# What to produce:
Return the listing below unchanged, minus its pictures.

# Data listing:
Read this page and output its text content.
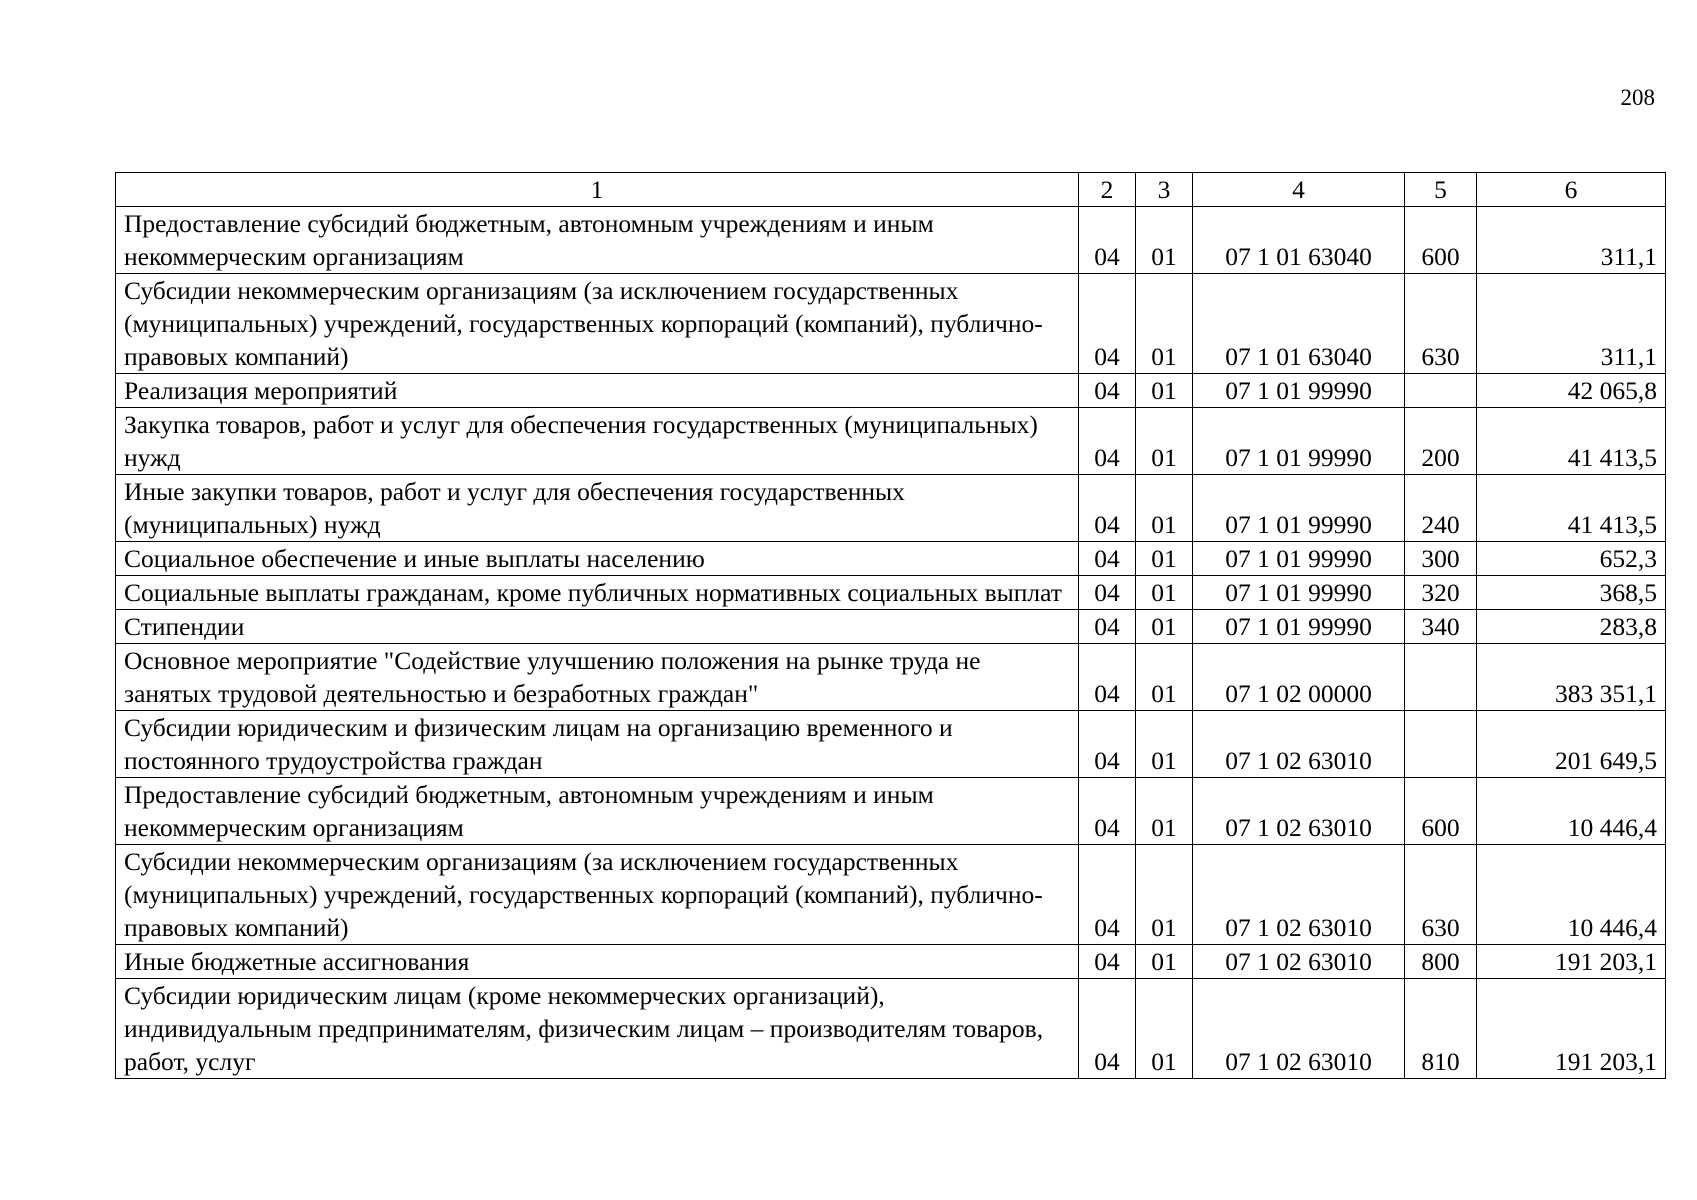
208
1	2	3	4	5	6
Предоставление субсидий бюджетным, автономным учреждениям и иным некоммерческим организациям	04	01	07 1 01 63040	600	311,1
Субсидии некоммерческим организациям (за исключением государственных (муниципальных) учреждений, государственных корпораций (компаний), публично-правовых компаний)	04	01	07 1 01 63040	630	311,1
Реализация мероприятий	04	01	07 1 01 99990		42 065,8
Закупка товаров, работ и услуг для обеспечения государственных (муниципальных) нужд	04	01	07 1 01 99990	200	41 413,5
Иные закупки товаров, работ и услуг для обеспечения государственных (муниципальных) нужд	04	01	07 1 01 99990	240	41 413,5
Социальное обеспечение и иные выплаты населению	04	01	07 1 01 99990	300	652,3
Социальные выплаты гражданам, кроме публичных нормативных социальных выплат	04	01	07 1 01 99990	320	368,5
Стипендии	04	01	07 1 01 99990	340	283,8
Основное мероприятие "Содействие улучшению положения на рынке труда не занятых трудовой деятельностью и безработных граждан"	04	01	07 1 02 00000		383 351,1
Субсидии юридическим и физическим лицам на организацию временного и постоянного трудоустройства граждан	04	01	07 1 02 63010		201 649,5
Предоставление субсидий бюджетным, автономным учреждениям и иным некоммерческим организациям	04	01	07 1 02 63010	600	10 446,4
Субсидии некоммерческим организациям (за исключением государственных (муниципальных) учреждений, государственных корпораций (компаний), публично-правовых компаний)	04	01	07 1 02 63010	630	10 446,4
Иные бюджетные ассигнования	04	01	07 1 02 63010	800	191 203,1
Субсидии юридическим лицам (кроме некоммерческих организаций), индивидуальным предпринимателям, физическим лицам – производителям товаров, работ, услуг	04	01	07 1 02 63010	810	191 203,1
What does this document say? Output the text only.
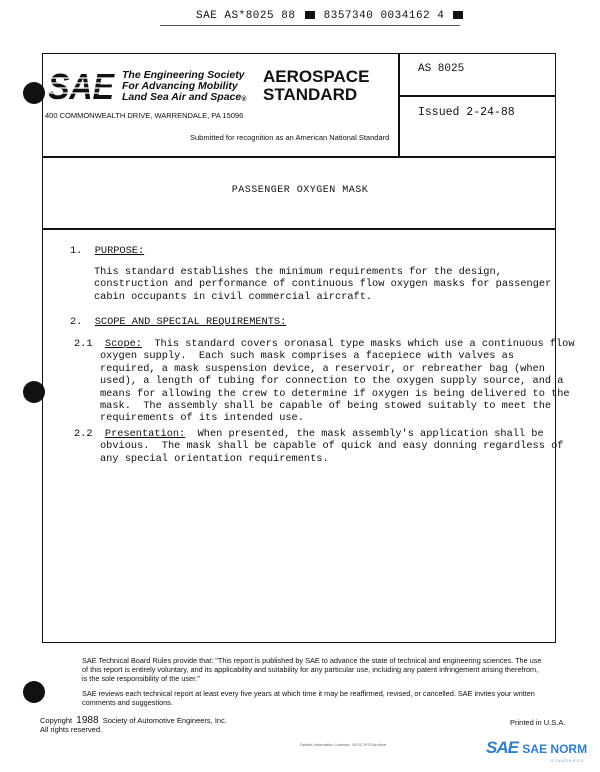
SAE AS*8025 88	8357340 0034162 4
SAE The Engineering Society
For Advancing Mobility
Land Sea Air and Space®
AEROSPACE
STANDARD
400 COMMONWEALTH DRIVE, WARRENDALE, PA 15096
Submitted for recognition as an American National Standard
AS 8025
Issued 2-24-88
PASSENGER OXYGEN MASK
1. PURPOSE:
This standard establishes the minimum requirements for the design,
construction and performance of continuous flow oxygen masks for passenger
cabin occupants in civil commercial aircraft.
2. SCOPE AND SPECIAL REQUIREMENTS:
2.1 Scope:  This standard covers oronasal type masks which use a continuous flow
oxygen supply.  Each such mask comprises a facepiece with valves as
required, a mask suspension device, a reservoir, or rebreather bag (when
used), a length of tubing for connection to the oxygen supply source, and a
means for allowing the crew to determine if oxygen is being delivered to the
mask.  The assembly shall be capable of being stowed suitably to meet the
requirements of its intended use.
2.2 Presentation:  When presented, the mask assembly's application shall be
obvious.  The mask shall be capable of quick and easy donning regardless of
any special orientation requirements.

SAE Technical Board Rules provide that: "This report is published by SAE to advance the state of technical and engineering sciences. The use of this report is entirely voluntary, and its applicability and suitability for any particular use, including any patent infringement arising therefrom, is the sole responsibility of the user."

SAE reviews each technical report at least every five years at which time it may be reaffirmed, revised, or cancelled. SAE invites your written comments and suggestions.

Copyright 1988 Society of Automotive Engineers, Inc.
All rights reserved.
Printed in U.S.A.
Details Information Licensor: 18 01 1970 Archive	SAE SAE NORM
STANDARDS
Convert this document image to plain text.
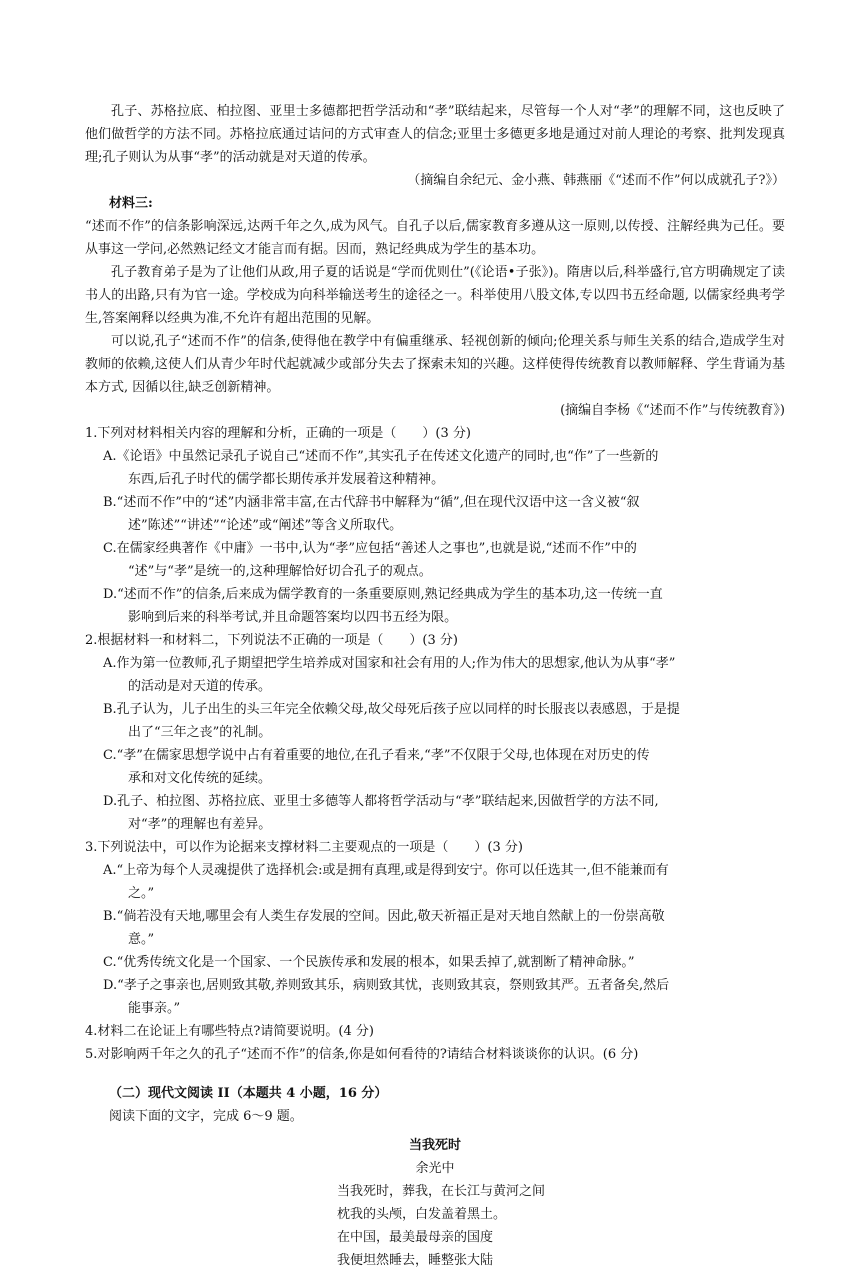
孔子、苏格拉底、柏拉图、亚里士多德都把哲学活动和“孝”联结起来，尽管每一个人对“孝”的理解不同，这也反映了他们做哲学的方法不同。苏格拉底通过诘问的方式审查人的信念;亚里士多德更多地是通过对前人理论的考察、批判发现真理;孔子则认为从事“孝”的活动就是对天道的传承。

（摘编自余纪元、金小燕、韩燕丽《“述而不作”何以成就孔子?》）

材料三:

“述而不作”的信条影响深远,达两千年之久,成为风气。自孔子以后,儒家教育多遵从这一原则,以传授、注解经典为己任。要从事这一学问,必然熟记经文才能言而有据。因而，熟记经典成为学生的基本功。

孔子教育弟子是为了让他们从政,用子夏的话说是“学而优则仕”(《论语•子张》)。隋唐以后,科举盛行,官方明确规定了读书人的出路,只有为官一途。学校成为向科举输送考生的途径之一。科举使用八股文体,专以四书五经命题, 以儒家经典考学生,答案阐释以经典为准,不允许有超出范围的见解。

可以说,孔子“述而不作”的信条,使得他在教学中有偏重继承、轻视创新的倾向;伦理关系与师生关系的结合,造成学生对教师的依赖,这使人们从青少年时代起就减少或部分失去了探索未知的兴趣。这样使得传统教育以教师解释、学生背诵为基本方式, 因循以往,缺乏创新精神。

(摘编自李杨《“述而不作”与传统教育》)

1.下列对材料相关内容的理解和分析，正确的一项是（　　）(3 分)

A.《论语》中虽然记录孔子说自己“述而不作”,其实孔子在传述文化遗产的同时,也“作”了一些新的
东西,后孔子时代的儒学都长期传承并发展着这种精神。

B.“述而不作”中的“述”内涵非常丰富,在古代辞书中解释为“循”,但在现代汉语中这一含义被“叙
述”陈述”“讲述”“论述”或“阐述”等含义所取代。

C.在儒家经典著作《中庸》一书中,认为“孝”应包括“善述人之事也”,也就是说,“述而不作”中的
“述”与“孝”是统一的,这种理解恰好切合孔子的观点。

D.“述而不作”的信条,后来成为儒学教育的一条重要原则,熟记经典成为学生的基本功,这一传统一直
影响到后来的科举考试,并且命题答案均以四书五经为限。

2.根据材料一和材料二，下列说法不正确的一项是（　　）(3 分)

A.作为第一位教师,孔子期望把学生培养成对国家和社会有用的人;作为伟大的思想家,他认为从事“孝”
的活动是对天道的传承。

B.孔子认为，儿子出生的头三年完全依赖父母,故父母死后孩子应以同样的时长服丧以表感恩，于是提
出了“三年之丧”的礼制。

C.“孝”在儒家思想学说中占有着重要的地位,在孔子看来,“孝”不仅限于父母,也体现在对历史的传
承和对文化传统的延续。

D.孔子、柏拉图、苏格拉底、亚里士多德等人都将哲学活动与“孝”联结起来,因做哲学的方法不同,
对“孝”的理解也有差异。

3.下列说法中，可以作为论据来支撑材料二主要观点的一项是（　　）(3 分)

A.“上帝为每个人灵魂提供了选择机会:或是拥有真理,或是得到安宁。你可以任选其一,但不能兼而有
之。”

B.“倘若没有天地,哪里会有人类生存发展的空间。因此,敬天祈福正是对天地自然献上的一份崇高敬
意。”

C.“优秀传统文化是一个国家、一个民族传承和发展的根本，如果丢掉了,就割断了精神命脉。”

D.“孝子之事亲也,居则致其敬,养则致其乐，病则致其忧，丧则致其哀，祭则致其严。五者备矣,然后
能事亲。”

4.材料二在论证上有哪些特点?请简要说明。(4 分)

5.对影响两千年之久的孔子“述而不作”的信条,你是如何看待的?请结合材料谈谈你的认识。(6 分)

（二）现代文阅读 II（本题共 4 小题，16 分）

阅读下面的文字，完成 6～9 题。

当我死时

余光中

当我死时，葬我，在长江与黄河之间

枕我的头颅，白发盖着黑土。

在中国，最美最母亲的国度

我便坦然睡去，睡整张大陆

# Output for this task:
Read this page and output its text content.
208
1	2	3	4	5	6
Предоставление субсидий бюджетным, автономным учреждениям и иным некоммерческим организациям	04	01	07 1 01 63040	600	311,1
Субсидии некоммерческим организациям (за исключением государственных (муниципальных) учреждений, государственных корпораций (компаний), публично-правовых компаний)	04	01	07 1 01 63040	630	311,1
Реализация мероприятий	04	01	07 1 01 99990		42 065,8
Закупка товаров, работ и услуг для обеспечения государственных (муниципальных) нужд	04	01	07 1 01 99990	200	41 413,5
Иные закупки товаров, работ и услуг для обеспечения государственных (муниципальных) нужд	04	01	07 1 01 99990	240	41 413,5
Социальное обеспечение и иные выплаты населению	04	01	07 1 01 99990	300	652,3
Социальные выплаты гражданам, кроме публичных нормативных социальных выплат	04	01	07 1 01 99990	320	368,5
Стипендии	04	01	07 1 01 99990	340	283,8
Основное мероприятие "Содействие улучшению положения на рынке труда не занятых трудовой деятельностью и безработных граждан"	04	01	07 1 02 00000		383 351,1
Субсидии юридическим и физическим лицам на организацию временного и постоянного трудоустройства граждан	04	01	07 1 02 63010		201 649,5
Предоставление субсидий бюджетным, автономным учреждениям и иным некоммерческим организациям	04	01	07 1 02 63010	600	10 446,4
Субсидии некоммерческим организациям (за исключением государственных (муниципальных) учреждений, государственных корпораций (компаний), публично-правовых компаний)	04	01	07 1 02 63010	630	10 446,4
Иные бюджетные ассигнования	04	01	07 1 02 63010	800	191 203,1
Субсидии юридическим лицам (кроме некоммерческих организаций), индивидуальным предпринимателям, физическим лицам – производителям товаров, работ, услуг	04	01	07 1 02 63010	810	191 203,1
What does this document say? Output the text only.
SAE AS*8025 88	8357340 0034162 4
SAE The Engineering Society
For Advancing Mobility
Land Sea Air and Space®
AEROSPACE
STANDARD
400 COMMONWEALTH DRIVE, WARRENDALE, PA 15096
Submitted for recognition as an American National Standard
AS 8025
Issued 2-24-88
PASSENGER OXYGEN MASK
1. PURPOSE:
This standard establishes the minimum requirements for the design,
construction and performance of continuous flow oxygen masks for passenger
cabin occupants in civil commercial aircraft.
2. SCOPE AND SPECIAL REQUIREMENTS:
2.1 Scope:  This standard covers oronasal type masks which use a continuous flow
oxygen supply.  Each such mask comprises a facepiece with valves as
required, a mask suspension device, a reservoir, or rebreather bag (when
used), a length of tubing for connection to the oxygen supply source, and a
means for allowing the crew to determine if oxygen is being delivered to the
mask.  The assembly shall be capable of being stowed suitably to meet the
requirements of its intended use.
2.2 Presentation:  When presented, the mask assembly's application shall be
obvious.  The mask shall be capable of quick and easy donning regardless of
any special orientation requirements.

SAE Technical Board Rules provide that: "This report is published by SAE to advance the state of technical and engineering sciences. The use of this report is entirely voluntary, and its applicability and suitability for any particular use, including any patent infringement arising therefrom, is the sole responsibility of the user."

SAE reviews each technical report at least every five years at which time it may be reaffirmed, revised, or cancelled. SAE invites your written comments and suggestions.

Copyright 1988 Society of Automotive Engineers, Inc.
All rights reserved.
Printed in U.S.A.
Details Information Licensor: 18 01 1970 Archive	SAE SAE NORM
STANDARDS
Convert this document image to plain text.
孔子、苏格拉底、柏拉图、亚里士多德都把哲学活动和“孝”联结起来，尽管每一个人对“孝”的理解不同，这也反映了他们做哲学的方法不同。苏格拉底通过诘问的方式审查人的信念;亚里士多德更多地是通过对前人理论的考察、批判发现真理;孔子则认为从事“孝”的活动就是对天道的传承。

（摘编自余纪元、金小燕、韩燕丽《“述而不作”何以成就孔子?》）

材料三:

“述而不作”的信条影响深远,达两千年之久,成为风气。自孔子以后,儒家教育多遵从这一原则,以传授、注解经典为己任。要从事这一学问,必然熟记经文才能言而有据。因而，熟记经典成为学生的基本功。

孔子教育弟子是为了让他们从政,用子夏的话说是“学而优则仕”(《论语•子张》)。隋唐以后,科举盛行,官方明确规定了读书人的出路,只有为官一途。学校成为向科举输送考生的途径之一。科举使用八股文体,专以四书五经命题, 以儒家经典考学生,答案阐释以经典为准,不允许有超出范围的见解。

可以说,孔子“述而不作”的信条,使得他在教学中有偏重继承、轻视创新的倾向;伦理关系与师生关系的结合,造成学生对教师的依赖,这使人们从青少年时代起就减少或部分失去了探索未知的兴趣。这样使得传统教育以教师解释、学生背诵为基本方式, 因循以往,缺乏创新精神。

(摘编自李杨《“述而不作”与传统教育》)

1.下列对材料相关内容的理解和分析，正确的一项是（　　）(3 分)

A.《论语》中虽然记录孔子说自己“述而不作”,其实孔子在传述文化遗产的同时,也“作”了一些新的
东西,后孔子时代的儒学都长期传承并发展着这种精神。

B.“述而不作”中的“述”内涵非常丰富,在古代辞书中解释为“循”,但在现代汉语中这一含义被“叙
述”陈述”“讲述”“论述”或“阐述”等含义所取代。

C.在儒家经典著作《中庸》一书中,认为“孝”应包括“善述人之事也”,也就是说,“述而不作”中的
“述”与“孝”是统一的,这种理解恰好切合孔子的观点。

D.“述而不作”的信条,后来成为儒学教育的一条重要原则,熟记经典成为学生的基本功,这一传统一直
影响到后来的科举考试,并且命题答案均以四书五经为限。

2.根据材料一和材料二，下列说法不正确的一项是（　　）(3 分)

A.作为第一位教师,孔子期望把学生培养成对国家和社会有用的人;作为伟大的思想家,他认为从事“孝”
的活动是对天道的传承。

B.孔子认为，儿子出生的头三年完全依赖父母,故父母死后孩子应以同样的时长服丧以表感恩，于是提
出了“三年之丧”的礼制。

C.“孝”在儒家思想学说中占有着重要的地位,在孔子看来,“孝”不仅限于父母,也体现在对历史的传
承和对文化传统的延续。

D.孔子、柏拉图、苏格拉底、亚里士多德等人都将哲学活动与“孝”联结起来,因做哲学的方法不同,
对“孝”的理解也有差异。

3.下列说法中，可以作为论据来支撑材料二主要观点的一项是（　　）(3 分)

A.“上帝为每个人灵魂提供了选择机会:或是拥有真理,或是得到安宁。你可以任选其一,但不能兼而有
之。”

B.“倘若没有天地,哪里会有人类生存发展的空间。因此,敬天祈福正是对天地自然献上的一份崇高敬
意。”

C.“优秀传统文化是一个国家、一个民族传承和发展的根本，如果丢掉了,就割断了精神命脉。”

D.“孝子之事亲也,居则致其敬,养则致其乐，病则致其忧，丧则致其哀，祭则致其严。五者备矣,然后
能事亲。”

4.材料二在论证上有哪些特点?请简要说明。(4 分)

5.对影响两千年之久的孔子“述而不作”的信条,你是如何看待的?请结合材料谈谈你的认识。(6 分)

（二）现代文阅读 II（本题共 4 小题，16 分）

阅读下面的文字，完成 6～9 题。

当我死时

余光中

当我死时，葬我，在长江与黄河之间

枕我的头颅，白发盖着黑土。

在中国，最美最母亲的国度

我便坦然睡去，睡整张大陆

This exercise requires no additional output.